## START

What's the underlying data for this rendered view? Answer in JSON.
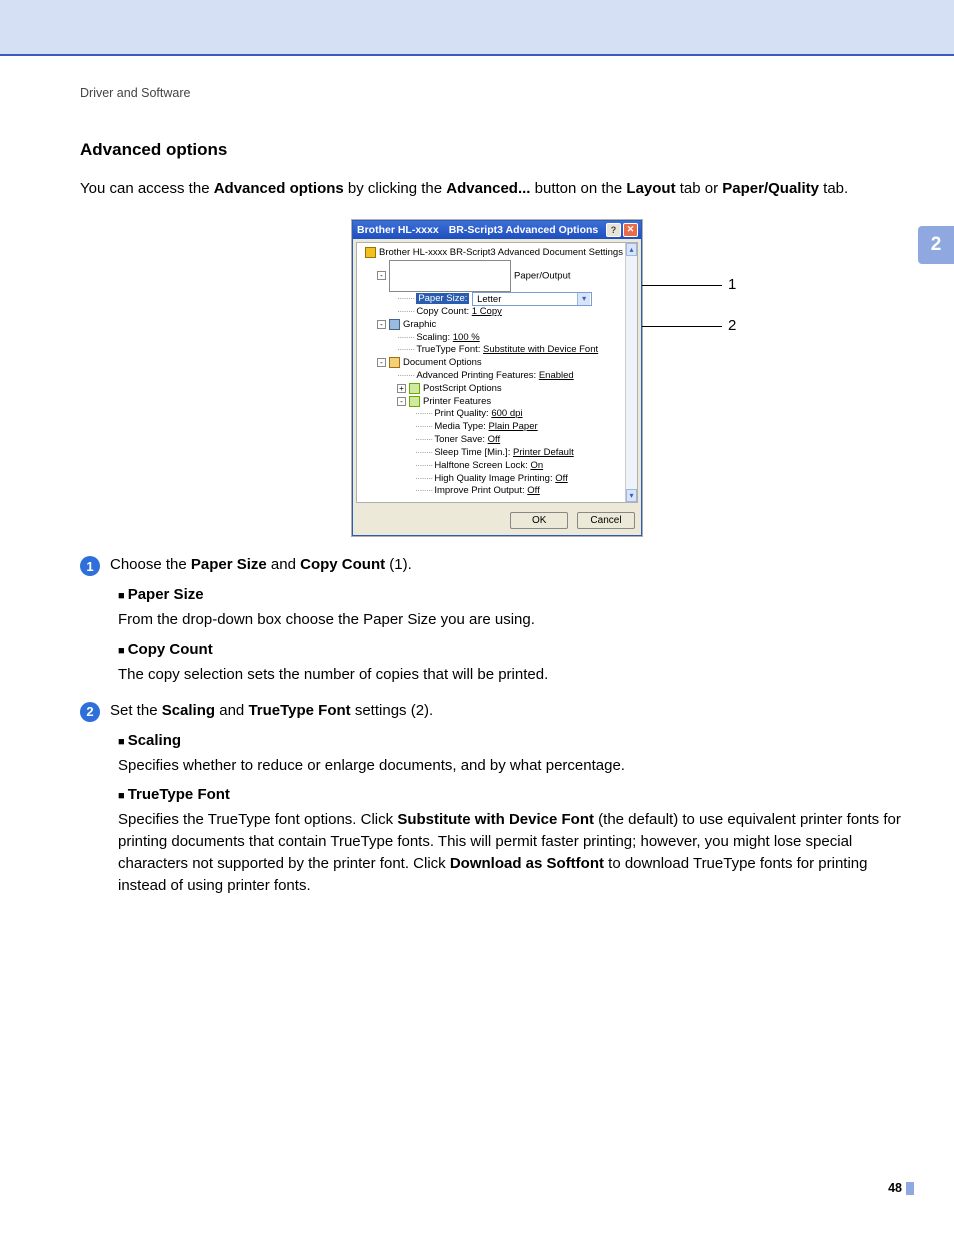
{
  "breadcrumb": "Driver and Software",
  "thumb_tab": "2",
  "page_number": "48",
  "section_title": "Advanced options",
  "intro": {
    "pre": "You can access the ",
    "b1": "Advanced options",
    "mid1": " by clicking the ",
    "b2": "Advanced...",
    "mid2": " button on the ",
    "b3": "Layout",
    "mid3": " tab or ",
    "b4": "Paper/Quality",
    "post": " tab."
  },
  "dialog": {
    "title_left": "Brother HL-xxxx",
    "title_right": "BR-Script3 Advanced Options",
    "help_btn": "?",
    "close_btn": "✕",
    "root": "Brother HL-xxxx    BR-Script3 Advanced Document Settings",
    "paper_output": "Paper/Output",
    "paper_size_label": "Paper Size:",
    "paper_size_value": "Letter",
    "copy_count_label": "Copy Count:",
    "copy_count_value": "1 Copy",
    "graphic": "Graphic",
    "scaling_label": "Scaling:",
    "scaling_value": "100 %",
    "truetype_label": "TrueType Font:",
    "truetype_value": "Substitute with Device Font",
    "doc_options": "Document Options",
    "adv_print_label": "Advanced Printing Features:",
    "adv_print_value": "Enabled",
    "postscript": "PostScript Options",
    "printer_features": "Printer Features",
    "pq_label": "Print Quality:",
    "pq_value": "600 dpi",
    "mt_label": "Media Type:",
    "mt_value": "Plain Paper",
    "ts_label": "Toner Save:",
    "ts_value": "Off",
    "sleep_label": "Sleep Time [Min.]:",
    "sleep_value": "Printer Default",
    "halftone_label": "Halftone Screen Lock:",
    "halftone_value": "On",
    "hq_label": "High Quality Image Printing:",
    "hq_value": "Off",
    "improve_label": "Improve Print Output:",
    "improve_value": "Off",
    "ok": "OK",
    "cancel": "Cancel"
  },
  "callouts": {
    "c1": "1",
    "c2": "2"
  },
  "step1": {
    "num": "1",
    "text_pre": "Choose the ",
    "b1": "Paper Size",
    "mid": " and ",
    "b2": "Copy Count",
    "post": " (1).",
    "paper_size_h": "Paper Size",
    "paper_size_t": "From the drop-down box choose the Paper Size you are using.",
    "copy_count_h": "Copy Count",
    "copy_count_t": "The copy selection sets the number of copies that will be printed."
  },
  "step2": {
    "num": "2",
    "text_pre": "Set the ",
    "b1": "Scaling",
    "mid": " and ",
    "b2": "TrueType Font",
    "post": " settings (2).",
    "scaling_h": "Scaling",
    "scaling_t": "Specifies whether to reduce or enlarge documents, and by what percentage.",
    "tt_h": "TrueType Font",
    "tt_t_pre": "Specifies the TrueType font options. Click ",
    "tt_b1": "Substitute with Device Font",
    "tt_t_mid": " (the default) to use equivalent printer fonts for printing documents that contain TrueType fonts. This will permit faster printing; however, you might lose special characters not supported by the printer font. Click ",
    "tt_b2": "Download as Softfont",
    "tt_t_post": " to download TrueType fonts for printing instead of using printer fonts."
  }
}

## END

From the data above, write out everything exactly except the pictures.

What's the underlying data for this rendered view? Answer in JSON.
{
  "breadcrumb": "Driver and Software",
  "thumb_tab": "2",
  "page_number": "48",
  "section_title": "Advanced options",
  "intro": {
    "pre": "You can access the ",
    "b1": "Advanced options",
    "mid1": " by clicking the ",
    "b2": "Advanced...",
    "mid2": " button on the ",
    "b3": "Layout",
    "mid3": " tab or ",
    "b4": "Paper/Quality",
    "post": " tab."
  },
  "dialog": {
    "title_left": "Brother HL-xxxx",
    "title_right": "BR-Script3 Advanced Options",
    "help_btn": "?",
    "close_btn": "✕",
    "root": "Brother HL-xxxx    BR-Script3 Advanced Document Settings",
    "paper_output": "Paper/Output",
    "paper_size_label": "Paper Size:",
    "paper_size_value": "Letter",
    "copy_count_label": "Copy Count:",
    "copy_count_value": "1 Copy",
    "graphic": "Graphic",
    "scaling_label": "Scaling:",
    "scaling_value": "100 %",
    "truetype_label": "TrueType Font:",
    "truetype_value": "Substitute with Device Font",
    "doc_options": "Document Options",
    "adv_print_label": "Advanced Printing Features:",
    "adv_print_value": "Enabled",
    "postscript": "PostScript Options",
    "printer_features": "Printer Features",
    "pq_label": "Print Quality:",
    "pq_value": "600 dpi",
    "mt_label": "Media Type:",
    "mt_value": "Plain Paper",
    "ts_label": "Toner Save:",
    "ts_value": "Off",
    "sleep_label": "Sleep Time [Min.]:",
    "sleep_value": "Printer Default",
    "halftone_label": "Halftone Screen Lock:",
    "halftone_value": "On",
    "hq_label": "High Quality Image Printing:",
    "hq_value": "Off",
    "improve_label": "Improve Print Output:",
    "improve_value": "Off",
    "ok": "OK",
    "cancel": "Cancel"
  },
  "callouts": {
    "c1": "1",
    "c2": "2"
  },
  "step1": {
    "num": "1",
    "text_pre": "Choose the ",
    "b1": "Paper Size",
    "mid": " and ",
    "b2": "Copy Count",
    "post": " (1).",
    "paper_size_h": "Paper Size",
    "paper_size_t": "From the drop-down box choose the Paper Size you are using.",
    "copy_count_h": "Copy Count",
    "copy_count_t": "The copy selection sets the number of copies that will be printed."
  },
  "step2": {
    "num": "2",
    "text_pre": "Set the ",
    "b1": "Scaling",
    "mid": " and ",
    "b2": "TrueType Font",
    "post": " settings (2).",
    "scaling_h": "Scaling",
    "scaling_t": "Specifies whether to reduce or enlarge documents, and by what percentage.",
    "tt_h": "TrueType Font",
    "tt_t_pre": "Specifies the TrueType font options. Click ",
    "tt_b1": "Substitute with Device Font",
    "tt_t_mid": " (the default) to use equivalent printer fonts for printing documents that contain TrueType fonts. This will permit faster printing; however, you might lose special characters not supported by the printer font. Click ",
    "tt_b2": "Download as Softfont",
    "tt_t_post": " to download TrueType fonts for printing instead of using printer fonts."
  }
}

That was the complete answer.